**Text for analysis**:
───

Wednesday, April 17, 2019

Jay Anderson's Deepscape


I've been on the road for the last couple of weeks, first to a wedding in Honolulu that I dubbed the Blood Diamond Wedding since it was absolutely beautiful and perfect and ambitious in so many ways and yet some lives may have been lost. (The Cecil B. DeMille joke in Blazing Saddles is my favorite.) Then I flew all the way back to JFK, the new non-stop from NYC to Honolulu, drove down to Connecticut to pick up Lucy, drove back to Rochester, got up the next morning and drove to Chicago and covered the AXPONA 2019. Now I am home, sick as a dog with a chest cold. Is this the Honoluluflu, or is it just another trade show virus? At any rate, I've rested the last couple of days and wasn't really listening to music--my head was too congested and nothing sounded right.

Today, something sounded really right, and it's this new CD from bassist Jay Anderson called Deepscape. This is a sparse work, mostly made up from improvisations between Anderson, sax and clarinet player Billy Drewes, cornet player Kirk Knuffke, drummer Matt Wilson, harmonium player Frank Kimbrough and percussionist Rogerio Boccato. This is a diverse world up on stage, a flexible crew who seem to have a deep knowledge of various jazz sub-genres, and yet they create vast amounts of space between the performances so that your mind wanders from musician to musician, catching up on all the conversations that are going on at the same time.

───

**Data records**:
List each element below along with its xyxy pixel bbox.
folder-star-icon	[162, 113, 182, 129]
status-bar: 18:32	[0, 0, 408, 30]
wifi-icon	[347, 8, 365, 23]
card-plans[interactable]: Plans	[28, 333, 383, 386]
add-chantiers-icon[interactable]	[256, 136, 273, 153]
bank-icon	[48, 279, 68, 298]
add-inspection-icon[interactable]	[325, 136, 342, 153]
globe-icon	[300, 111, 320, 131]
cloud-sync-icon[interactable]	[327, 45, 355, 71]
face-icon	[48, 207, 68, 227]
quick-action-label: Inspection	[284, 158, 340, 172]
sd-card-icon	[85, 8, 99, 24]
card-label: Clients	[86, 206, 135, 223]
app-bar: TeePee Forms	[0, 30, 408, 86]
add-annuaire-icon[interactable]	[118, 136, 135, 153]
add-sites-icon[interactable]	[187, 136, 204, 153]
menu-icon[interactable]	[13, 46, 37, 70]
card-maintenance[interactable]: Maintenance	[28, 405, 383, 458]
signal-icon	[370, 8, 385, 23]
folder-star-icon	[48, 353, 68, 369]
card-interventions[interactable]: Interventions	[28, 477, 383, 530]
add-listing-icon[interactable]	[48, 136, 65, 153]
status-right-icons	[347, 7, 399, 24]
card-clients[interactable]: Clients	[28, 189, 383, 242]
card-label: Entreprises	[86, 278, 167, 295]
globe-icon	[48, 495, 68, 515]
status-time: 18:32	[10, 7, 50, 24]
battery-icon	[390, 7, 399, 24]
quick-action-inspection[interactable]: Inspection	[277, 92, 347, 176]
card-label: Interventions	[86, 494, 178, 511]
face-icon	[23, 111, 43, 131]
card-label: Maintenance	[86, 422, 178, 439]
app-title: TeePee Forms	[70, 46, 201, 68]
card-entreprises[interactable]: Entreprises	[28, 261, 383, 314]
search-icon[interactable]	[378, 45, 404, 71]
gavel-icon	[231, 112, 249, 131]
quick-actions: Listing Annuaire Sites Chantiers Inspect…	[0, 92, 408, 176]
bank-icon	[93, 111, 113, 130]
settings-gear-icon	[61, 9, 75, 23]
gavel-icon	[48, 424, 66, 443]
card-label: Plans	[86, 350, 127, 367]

───

**What this task involves**: Transcribe the Deepscape review from "Jay Anderson's Deepscape" up to and including "nothing sounded right.". The listing has no connection to the Deepscape review.

**The completed task**:
Jay Anderson's Deepscape


I've been on the road for the last couple of weeks, first to a wedding in Honolulu that I dubbed the Blood Diamond Wedding since it was absolutely beautiful and perfect and ambitious in so many ways and yet some lives may have been lost. (The Cecil B. DeMille joke in Blazing Saddles is my favorite.) Then I flew all the way back to JFK, the new non-stop from NYC to Honolulu, drove down to Connecticut to pick up Lucy, drove back to Rochester, got up the next morning and drove to Chicago and covered the AXPONA 2019. Now I am home, sick as a dog with a chest cold. Is this the Honoluluflu, or is it just another trade show virus? At any rate, I've rested the last couple of days and wasn't really listening to music--my head was too congested and nothing sounded right.